Data excerpts -
* START *

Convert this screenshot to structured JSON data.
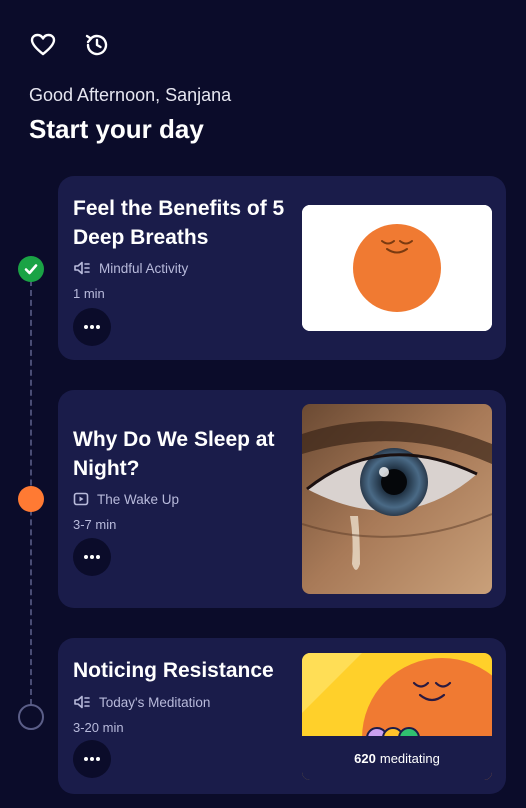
{
  "header": {
    "greeting": "Good Afternoon, Sanjana",
    "headline": "Start your day",
    "icons": [
      "heart-icon",
      "history-icon"
    ]
  },
  "cards": [
    {
      "title": "Feel the Benefits of 5 Deep Breaths",
      "type_icon": "audio-icon",
      "category": "Mindful Activity",
      "duration": "1 min",
      "status": "done"
    },
    {
      "title": "Why Do We Sleep at Night?",
      "type_icon": "video-icon",
      "category": "The Wake Up",
      "duration": "3-7 min",
      "status": "current"
    },
    {
      "title": "Noticing Resistance",
      "type_icon": "audio-icon",
      "category": "Today's Meditation",
      "duration": "3-20 min",
      "status": "todo",
      "meditating_count": "620",
      "meditating_label": "meditating"
    }
  ],
  "colors": {
    "background": "#0b0c2a",
    "card": "#1a1c4a",
    "accent_orange": "#ff7a33",
    "done_green": "#1aa345",
    "muted_text": "#b8badb"
  }
}
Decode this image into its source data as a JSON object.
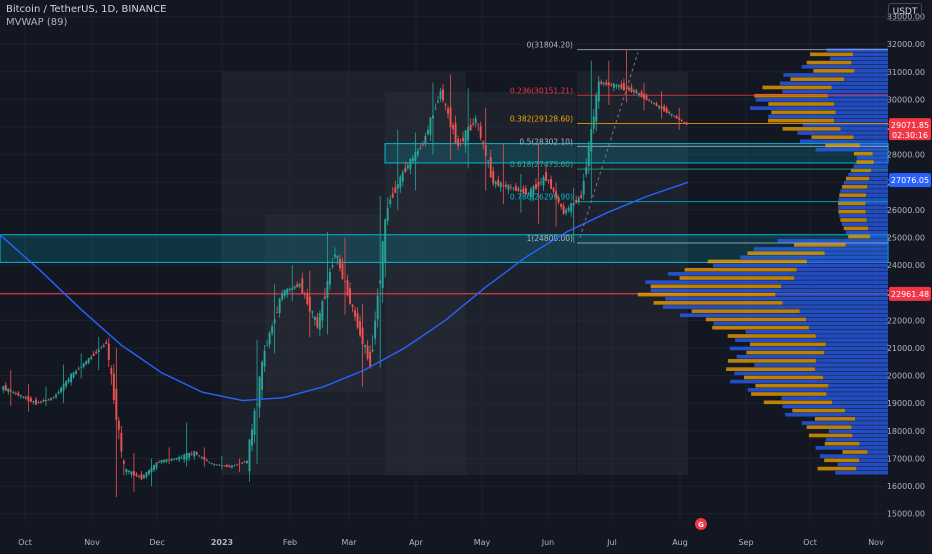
{
  "header": {
    "title": "Bitcoin / TetherUS, 1D, BINANCE",
    "indicator": "MVWAP (89)",
    "currency": "USDT"
  },
  "colors": {
    "background": "#131722",
    "up": "#26a69a",
    "down": "#ef5350",
    "mvwap": "#2962ff",
    "fib_red": "#f23645",
    "fib_orange": "#f7a600",
    "fib_teal": "#22ab94",
    "zone_cyan": "#00bcd4",
    "volume_profile_blue": "#2962ff",
    "volume_profile_orange": "#f7a600"
  },
  "price_tags": {
    "last_price": "29071.85",
    "countdown": "02:30:16",
    "mvwap_price": "27076.05",
    "red_line_price": "22961.48"
  },
  "fib_levels": [
    {
      "label": "0(31804.20)",
      "price": 31804.2,
      "color": "#b2b5be"
    },
    {
      "label": "0.236(30151.21)",
      "price": 30151.21,
      "color": "#f23645"
    },
    {
      "label": "0.382(29128.60)",
      "price": 29128.6,
      "color": "#f7a600"
    },
    {
      "label": "0.5(28302.10)",
      "price": 28302.1,
      "color": "#b2b5be"
    },
    {
      "label": "0.618(27475.60)",
      "price": 27475.6,
      "color": "#22ab94"
    },
    {
      "label": "0.786(26299.90)",
      "price": 26299.9,
      "color": "#00bcd4"
    },
    {
      "label": "1(24800.00)",
      "price": 24800.0,
      "color": "#b2b5be"
    }
  ],
  "bottom_badge": "G",
  "chart_data": {
    "type": "candlestick",
    "title": "Bitcoin / TetherUS, 1D, BINANCE",
    "ylim": [
      14700,
      33600
    ],
    "y_ticks": [
      15000,
      16000,
      17000,
      18000,
      19000,
      20000,
      21000,
      22000,
      23000,
      24000,
      25000,
      26000,
      27000,
      28000,
      29000,
      30000,
      31000,
      32000,
      33000
    ],
    "x_ticks": [
      "Oct",
      "Nov",
      "Dec",
      "2023",
      "Feb",
      "Mar",
      "Apr",
      "May",
      "Jun",
      "Jul",
      "Aug",
      "Sep",
      "Oct",
      "Nov"
    ],
    "grid": true,
    "candles_weekly_approx": [
      [
        19600,
        20200,
        18900,
        19300
      ],
      [
        19300,
        19700,
        18700,
        19000
      ],
      [
        19000,
        19600,
        18900,
        19200
      ],
      [
        19200,
        20400,
        19000,
        20000
      ],
      [
        20000,
        20800,
        19900,
        20600
      ],
      [
        20600,
        21400,
        20200,
        21200
      ],
      [
        21200,
        21000,
        15600,
        16600
      ],
      [
        16600,
        17200,
        15800,
        16300
      ],
      [
        16300,
        17000,
        16000,
        16900
      ],
      [
        16900,
        17400,
        16800,
        17000
      ],
      [
        17000,
        18300,
        16700,
        17200
      ],
      [
        17200,
        17400,
        16700,
        16800
      ],
      [
        16800,
        17100,
        16600,
        16700
      ],
      [
        16700,
        17000,
        16500,
        16900
      ],
      [
        16900,
        21300,
        16800,
        20900
      ],
      [
        20900,
        23300,
        20800,
        23000
      ],
      [
        23000,
        24000,
        22700,
        23300
      ],
      [
        23300,
        23800,
        21400,
        21800
      ],
      [
        21800,
        25200,
        21500,
        24500
      ],
      [
        24500,
        25000,
        22200,
        22400
      ],
      [
        22400,
        22600,
        19600,
        20400
      ],
      [
        20400,
        26500,
        20300,
        26200
      ],
      [
        26200,
        28900,
        26000,
        27500
      ],
      [
        27500,
        28800,
        26700,
        28400
      ],
      [
        28400,
        30600,
        28000,
        30300
      ],
      [
        30300,
        30900,
        27800,
        28300
      ],
      [
        28300,
        30400,
        27500,
        29300
      ],
      [
        29300,
        29700,
        26700,
        27000
      ],
      [
        27000,
        28400,
        26200,
        26800
      ],
      [
        26800,
        27300,
        25900,
        26600
      ],
      [
        26600,
        28400,
        25500,
        27200
      ],
      [
        27200,
        27000,
        25400,
        25900
      ],
      [
        25900,
        26800,
        24800,
        26500
      ],
      [
        26500,
        31400,
        26400,
        30600
      ],
      [
        30600,
        31400,
        29800,
        30500
      ],
      [
        30500,
        31800,
        29900,
        30300
      ],
      [
        30300,
        30600,
        29600,
        29900
      ],
      [
        29900,
        30300,
        29300,
        29500
      ],
      [
        29500,
        29700,
        28900,
        29100
      ]
    ],
    "mvwap_series_approx": [
      25100,
      23800,
      22400,
      21100,
      20100,
      19400,
      19100,
      19200,
      19600,
      20200,
      21000,
      22000,
      23200,
      24300,
      25200,
      25900,
      26500,
      27000
    ],
    "zones": [
      {
        "name": "cyan-zone-upper",
        "from": 27700,
        "to": 28400
      },
      {
        "name": "cyan-zone-lower",
        "from": 24100,
        "to": 25100
      }
    ],
    "horizontal_lines": [
      {
        "name": "red-line",
        "price": 22961.48,
        "color": "#f23645"
      }
    ]
  }
}
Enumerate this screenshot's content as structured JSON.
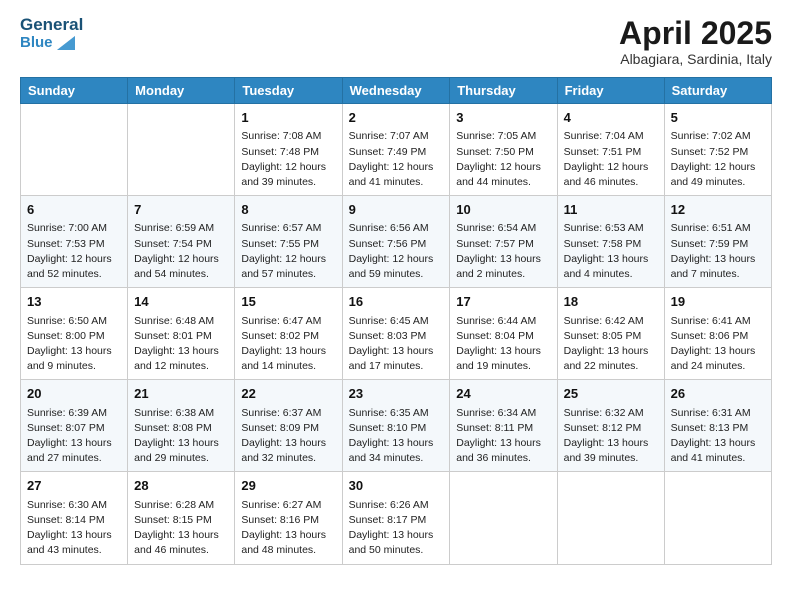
{
  "header": {
    "logo_line1": "General",
    "logo_line2": "Blue",
    "month_title": "April 2025",
    "subtitle": "Albagiara, Sardinia, Italy"
  },
  "weekdays": [
    "Sunday",
    "Monday",
    "Tuesday",
    "Wednesday",
    "Thursday",
    "Friday",
    "Saturday"
  ],
  "weeks": [
    [
      {
        "day": "",
        "info": ""
      },
      {
        "day": "",
        "info": ""
      },
      {
        "day": "1",
        "info": "Sunrise: 7:08 AM\nSunset: 7:48 PM\nDaylight: 12 hours and 39 minutes."
      },
      {
        "day": "2",
        "info": "Sunrise: 7:07 AM\nSunset: 7:49 PM\nDaylight: 12 hours and 41 minutes."
      },
      {
        "day": "3",
        "info": "Sunrise: 7:05 AM\nSunset: 7:50 PM\nDaylight: 12 hours and 44 minutes."
      },
      {
        "day": "4",
        "info": "Sunrise: 7:04 AM\nSunset: 7:51 PM\nDaylight: 12 hours and 46 minutes."
      },
      {
        "day": "5",
        "info": "Sunrise: 7:02 AM\nSunset: 7:52 PM\nDaylight: 12 hours and 49 minutes."
      }
    ],
    [
      {
        "day": "6",
        "info": "Sunrise: 7:00 AM\nSunset: 7:53 PM\nDaylight: 12 hours and 52 minutes."
      },
      {
        "day": "7",
        "info": "Sunrise: 6:59 AM\nSunset: 7:54 PM\nDaylight: 12 hours and 54 minutes."
      },
      {
        "day": "8",
        "info": "Sunrise: 6:57 AM\nSunset: 7:55 PM\nDaylight: 12 hours and 57 minutes."
      },
      {
        "day": "9",
        "info": "Sunrise: 6:56 AM\nSunset: 7:56 PM\nDaylight: 12 hours and 59 minutes."
      },
      {
        "day": "10",
        "info": "Sunrise: 6:54 AM\nSunset: 7:57 PM\nDaylight: 13 hours and 2 minutes."
      },
      {
        "day": "11",
        "info": "Sunrise: 6:53 AM\nSunset: 7:58 PM\nDaylight: 13 hours and 4 minutes."
      },
      {
        "day": "12",
        "info": "Sunrise: 6:51 AM\nSunset: 7:59 PM\nDaylight: 13 hours and 7 minutes."
      }
    ],
    [
      {
        "day": "13",
        "info": "Sunrise: 6:50 AM\nSunset: 8:00 PM\nDaylight: 13 hours and 9 minutes."
      },
      {
        "day": "14",
        "info": "Sunrise: 6:48 AM\nSunset: 8:01 PM\nDaylight: 13 hours and 12 minutes."
      },
      {
        "day": "15",
        "info": "Sunrise: 6:47 AM\nSunset: 8:02 PM\nDaylight: 13 hours and 14 minutes."
      },
      {
        "day": "16",
        "info": "Sunrise: 6:45 AM\nSunset: 8:03 PM\nDaylight: 13 hours and 17 minutes."
      },
      {
        "day": "17",
        "info": "Sunrise: 6:44 AM\nSunset: 8:04 PM\nDaylight: 13 hours and 19 minutes."
      },
      {
        "day": "18",
        "info": "Sunrise: 6:42 AM\nSunset: 8:05 PM\nDaylight: 13 hours and 22 minutes."
      },
      {
        "day": "19",
        "info": "Sunrise: 6:41 AM\nSunset: 8:06 PM\nDaylight: 13 hours and 24 minutes."
      }
    ],
    [
      {
        "day": "20",
        "info": "Sunrise: 6:39 AM\nSunset: 8:07 PM\nDaylight: 13 hours and 27 minutes."
      },
      {
        "day": "21",
        "info": "Sunrise: 6:38 AM\nSunset: 8:08 PM\nDaylight: 13 hours and 29 minutes."
      },
      {
        "day": "22",
        "info": "Sunrise: 6:37 AM\nSunset: 8:09 PM\nDaylight: 13 hours and 32 minutes."
      },
      {
        "day": "23",
        "info": "Sunrise: 6:35 AM\nSunset: 8:10 PM\nDaylight: 13 hours and 34 minutes."
      },
      {
        "day": "24",
        "info": "Sunrise: 6:34 AM\nSunset: 8:11 PM\nDaylight: 13 hours and 36 minutes."
      },
      {
        "day": "25",
        "info": "Sunrise: 6:32 AM\nSunset: 8:12 PM\nDaylight: 13 hours and 39 minutes."
      },
      {
        "day": "26",
        "info": "Sunrise: 6:31 AM\nSunset: 8:13 PM\nDaylight: 13 hours and 41 minutes."
      }
    ],
    [
      {
        "day": "27",
        "info": "Sunrise: 6:30 AM\nSunset: 8:14 PM\nDaylight: 13 hours and 43 minutes."
      },
      {
        "day": "28",
        "info": "Sunrise: 6:28 AM\nSunset: 8:15 PM\nDaylight: 13 hours and 46 minutes."
      },
      {
        "day": "29",
        "info": "Sunrise: 6:27 AM\nSunset: 8:16 PM\nDaylight: 13 hours and 48 minutes."
      },
      {
        "day": "30",
        "info": "Sunrise: 6:26 AM\nSunset: 8:17 PM\nDaylight: 13 hours and 50 minutes."
      },
      {
        "day": "",
        "info": ""
      },
      {
        "day": "",
        "info": ""
      },
      {
        "day": "",
        "info": ""
      }
    ]
  ]
}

* END *

What you need to do - Looking at the records above, report how many lines contain the word "name". Answer with the number only.

Full solution - 3